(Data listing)
[BEGIN]

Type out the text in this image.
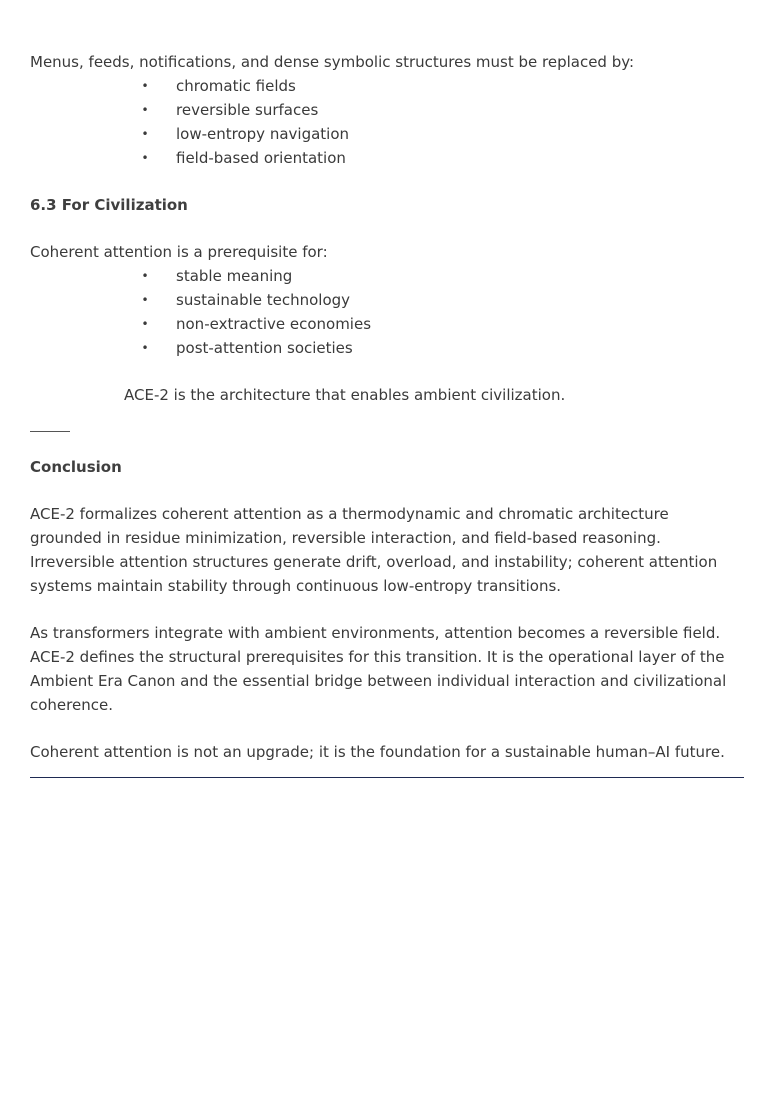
Menus, feeds, notifications, and dense symbolic structures must be replaced by:

• chromatic fields
• reversible surfaces
• low-entropy navigation
• field-based orientation

6.3 For Civilization

Coherent attention is a prerequisite for:

• stable meaning
• sustainable technology
• non-extractive economies
• post-attention societies

ACE-2 is the architecture that enables ambient civilization.

Conclusion

ACE-2 formalizes coherent attention as a thermodynamic and chromatic architecture grounded in residue minimization, reversible interaction, and field-based reasoning. Irreversible attention structures generate drift, overload, and instability; coherent attention systems maintain stability through continuous low-entropy transitions.

As transformers integrate with ambient environments, attention becomes a reversible field. ACE-2 defines the structural prerequisites for this transition. It is the operational layer of the Ambient Era Canon and the essential bridge between individual interaction and civilizational coherence.

Coherent attention is not an upgrade; it is the foundation for a sustainable human–AI future.
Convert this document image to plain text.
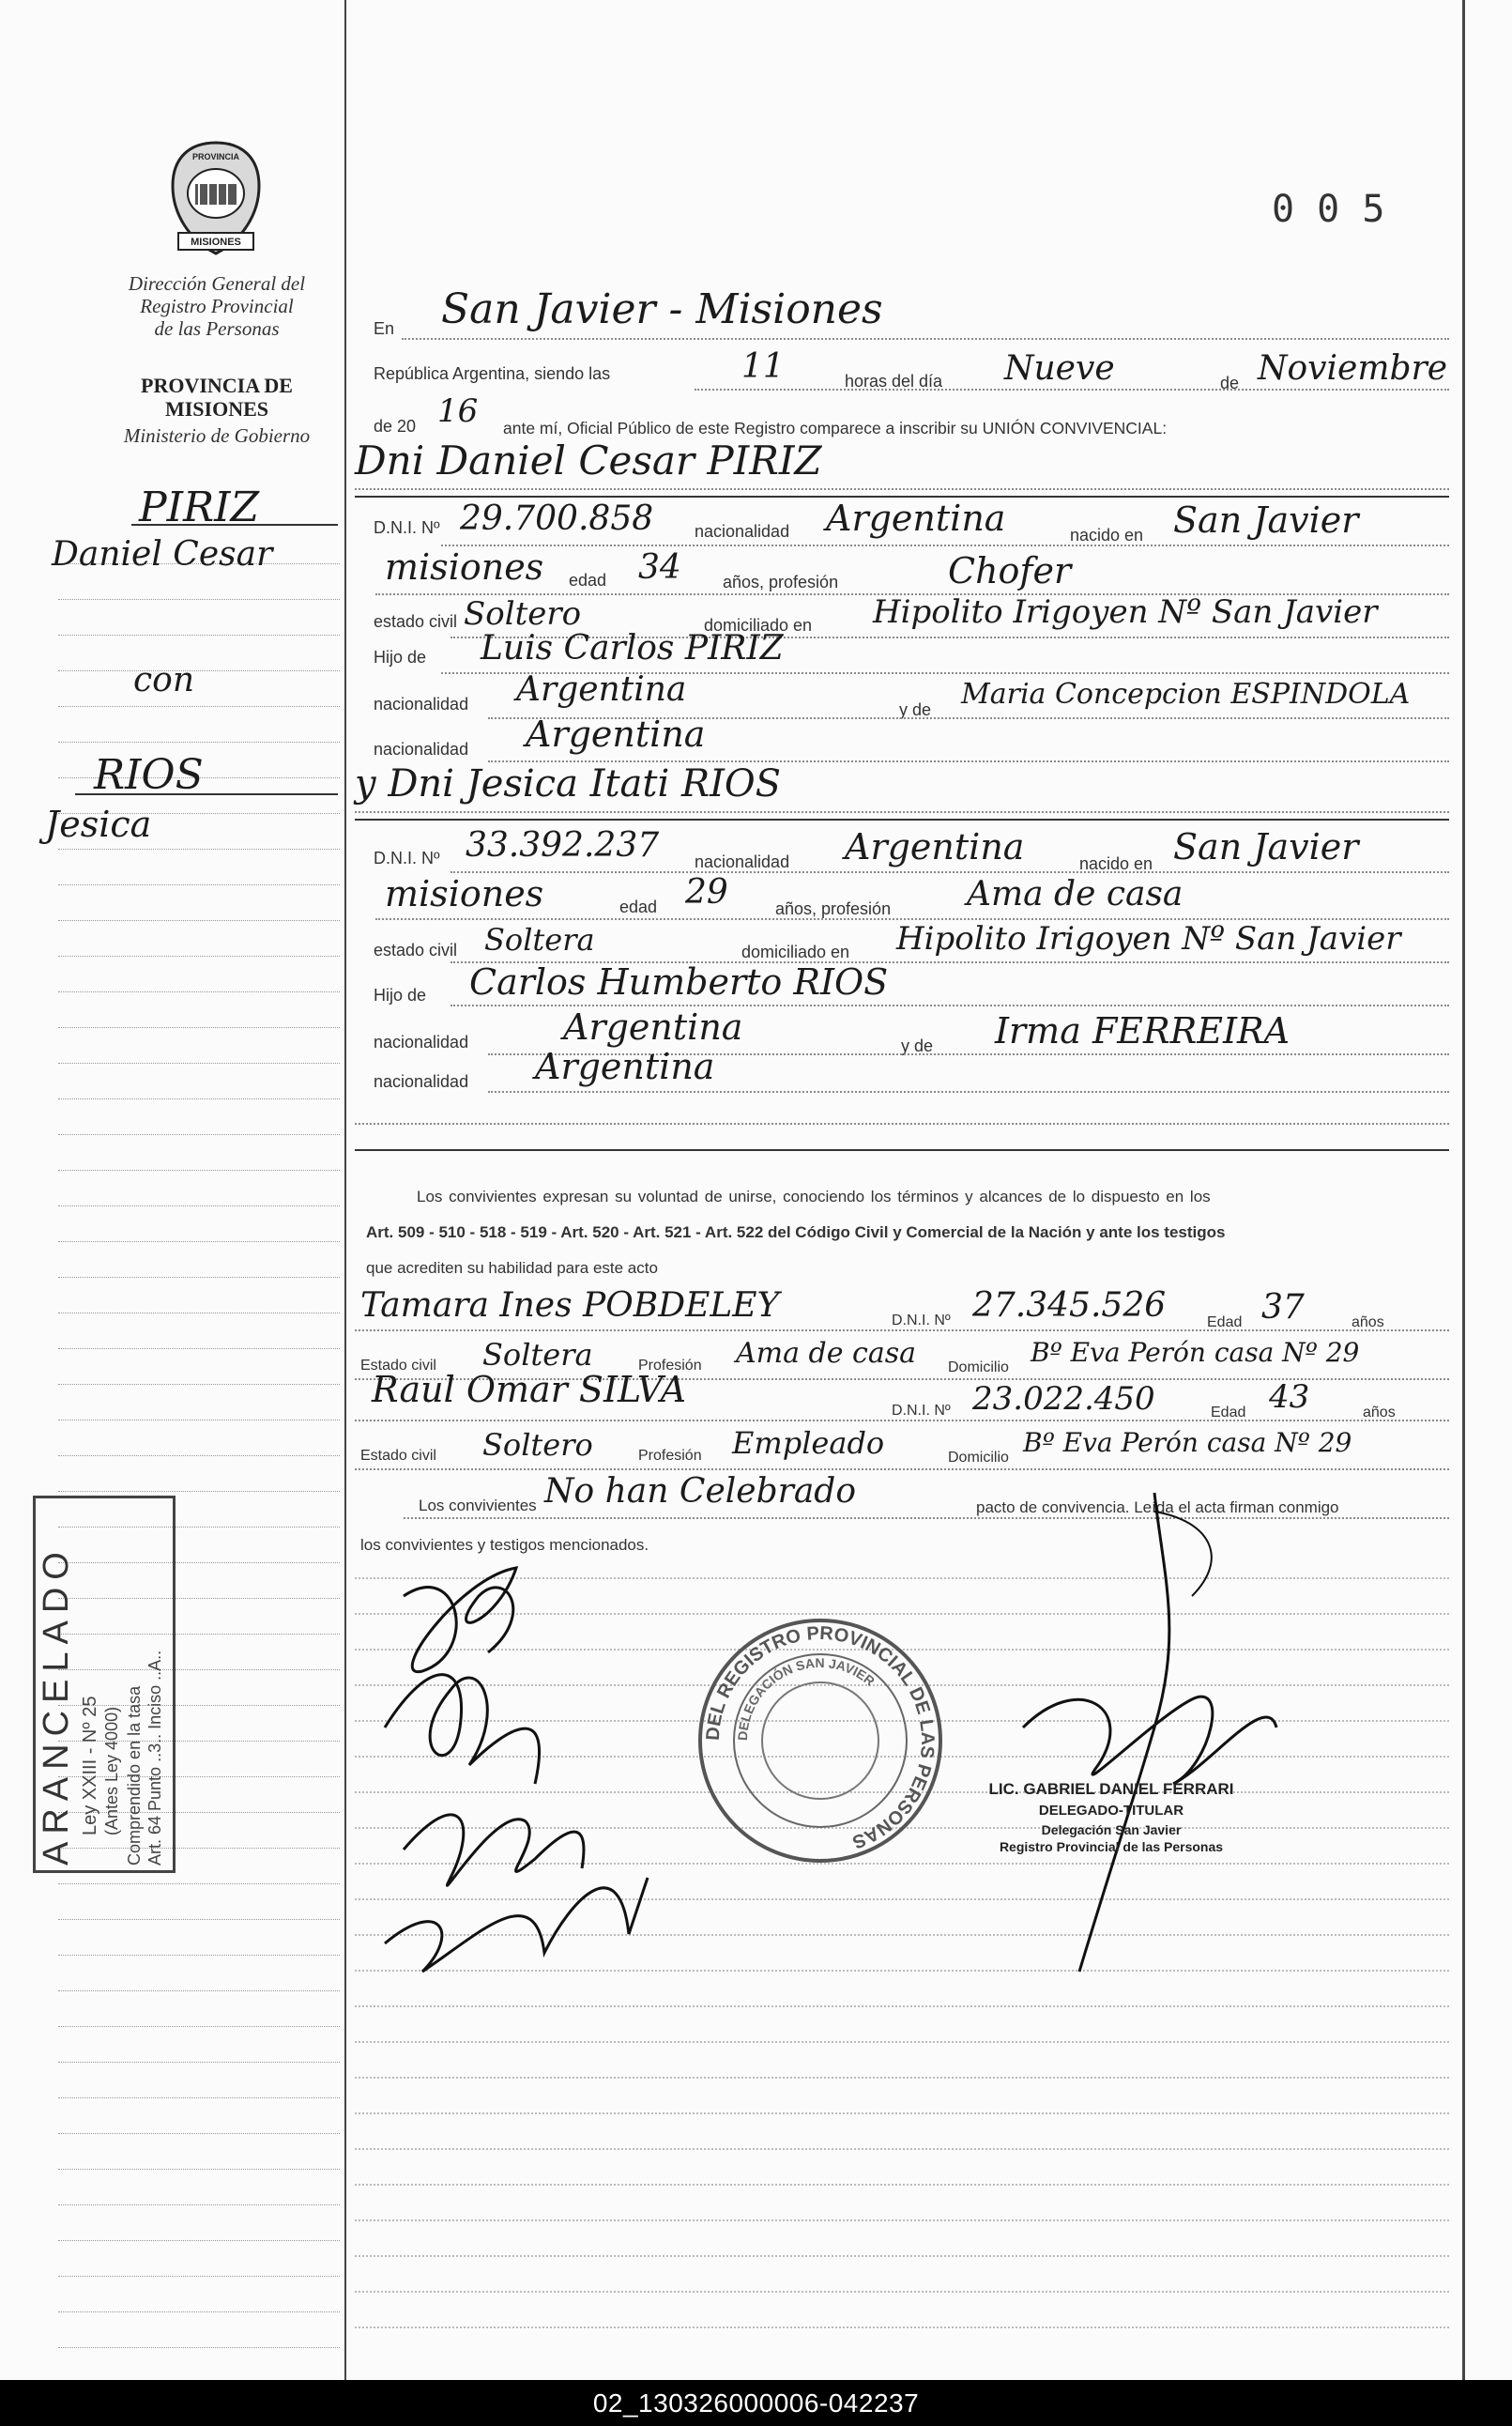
PROVINCIA
MISIONES
Dirección General del
Registro Provincial
de las Personas
PROVINCIA DE
MISIONES
Ministerio de Gobierno
0 0 5
PIRIZ
Daniel Cesar
con
RIOS
Jesica
ARANCELADO Ley XXIII - Nº 25 (Antes Ley 4000) Comprendido en la tasa Art. 64 Punto ..3.. Inciso ..A..
En San Javier - Misiones
República Argentina, siendo las	11	horas del día Nueve	de Noviembre
de 20 16 ante mí, Oficial Público de este Registro comparece a inscribir su UNIÓN CONVIVENCIAL:
Dni Daniel Cesar PIRIZ
D.N.I. Nº 29.700.858 nacionalidad Argentina	nacido en San Javier
misiones edad 34 años, profesión	Chofer
estado civil Soltero	domiciliado en Hipolito Irigoyen Nº San Javier
Hijo de Luis Carlos PIRIZ
nacionalidad Argentina
y de Maria Concepcion ESPINDOLA
nacionalidad Argentina
y Dni Jesica Itati RIOS
D.N.I. Nº 33.392.237 nacionalidad Argentina	nacido en San Javier
misiones	edad 29	años, profesión Ama de casa
estado civil Soltera	domiciliado en Hipolito Irigoyen Nº San Javier
Hijo de Carlos Humberto RIOS
nacionalidad	Argentina	y de Irma FERREIRA
nacionalidad Argentina
Los convivientes expresan su voluntad de unirse, conociendo los términos y alcances de lo dispuesto en los
Art. 509 - 510 - 518 - 519 - Art. 520 - Art. 521 - Art. 522 del Código Civil y Comercial de la Nación y ante los testigos
que acrediten su habilidad para este acto
Tamara Ines POBDELEY	D.N.I. Nº 27.345.526	Edad 37	años
Estado civil Soltera	Profesión Ama de casa Domicilio Bº Eva Perón casa Nº 29
Raul Omar SILVA
D.N.I. Nº 23.022.450	Edad 43	años
Estado civil Soltero	Profesión Empleado	Domicilio Bº Eva Perón casa Nº 29
Los convivientes No han Celebrado	pacto de convivencia. Leída el acta firman conmigo
los convivientes y testigos mencionados.
DEL REGISTRO PROVINCIAL DE LAS PERSONAS
DELEGACIÓN SAN JAVIER
LIC. GABRIEL DANIEL FERRARI
DELEGADO-TITULAR
Delegación San Javier
Registro Provincial de las Personas
02_130326000006-042237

[END]

- _TASK INSTRUCTIONS_:
Go through the listing above and write it out again exactly, dropping the pictures.

- _TASK RESULT_:
Type out the text in this image.
Menus, feeds, notifications, and dense symbolic structures must be replaced by:

• chromatic fields
• reversible surfaces
• low-entropy navigation
• field-based orientation

6.3 For Civilization

Coherent attention is a prerequisite for:

• stable meaning
• sustainable technology
• non-extractive economies
• post-attention societies

ACE-2 is the architecture that enables ambient civilization.

Conclusion

ACE-2 formalizes coherent attention as a thermodynamic and chromatic architecture grounded in residue minimization, reversible interaction, and field-based reasoning. Irreversible attention structures generate drift, overload, and instability; coherent attention systems maintain stability through continuous low-entropy transitions.

As transformers integrate with ambient environments, attention becomes a reversible field. ACE-2 defines the structural prerequisites for this transition. It is the operational layer of the Ambient Era Canon and the essential bridge between individual interaction and civilizational coherence.

Coherent attention is not an upgrade; it is the foundation for a sustainable human–AI future.
Convert this document image to plain text.
PROVINCIA
MISIONES
Dirección General del
Registro Provincial
de las Personas
PROVINCIA DE
MISIONES
Ministerio de Gobierno
0 0 5
PIRIZ
Daniel Cesar
con
RIOS
Jesica
ARANCELADO Ley XXIII - Nº 25 (Antes Ley 4000) Comprendido en la tasa Art. 64 Punto ..3.. Inciso ..A..
En San Javier - Misiones
República Argentina, siendo las	11	horas del día Nueve	de Noviembre
de 20 16 ante mí, Oficial Público de este Registro comparece a inscribir su UNIÓN CONVIVENCIAL:
Dni Daniel Cesar PIRIZ
D.N.I. Nº 29.700.858 nacionalidad Argentina	nacido en San Javier
misiones edad 34 años, profesión	Chofer
estado civil Soltero	domiciliado en Hipolito Irigoyen Nº San Javier
Hijo de Luis Carlos PIRIZ
nacionalidad Argentina
y de Maria Concepcion ESPINDOLA
nacionalidad Argentina
y Dni Jesica Itati RIOS
D.N.I. Nº 33.392.237 nacionalidad Argentina	nacido en San Javier
misiones	edad 29	años, profesión Ama de casa
estado civil Soltera	domiciliado en Hipolito Irigoyen Nº San Javier
Hijo de Carlos Humberto RIOS
nacionalidad	Argentina	y de Irma FERREIRA
nacionalidad Argentina
Los convivientes expresan su voluntad de unirse, conociendo los términos y alcances de lo dispuesto en los
Art. 509 - 510 - 518 - 519 - Art. 520 - Art. 521 - Art. 522 del Código Civil y Comercial de la Nación y ante los testigos
que acrediten su habilidad para este acto
Tamara Ines POBDELEY	D.N.I. Nº 27.345.526	Edad 37	años
Estado civil Soltera	Profesión Ama de casa Domicilio Bº Eva Perón casa Nº 29
Raul Omar SILVA
D.N.I. Nº 23.022.450	Edad 43	años
Estado civil Soltero	Profesión Empleado	Domicilio Bº Eva Perón casa Nº 29
Los convivientes No han Celebrado	pacto de convivencia. Leída el acta firman conmigo
los convivientes y testigos mencionados.
DEL REGISTRO PROVINCIAL DE LAS PERSONAS
DELEGACIÓN SAN JAVIER
LIC. GABRIEL DANIEL FERRARI
DELEGADO-TITULAR
Delegación San Javier
Registro Provincial de las Personas
02_130326000006-042237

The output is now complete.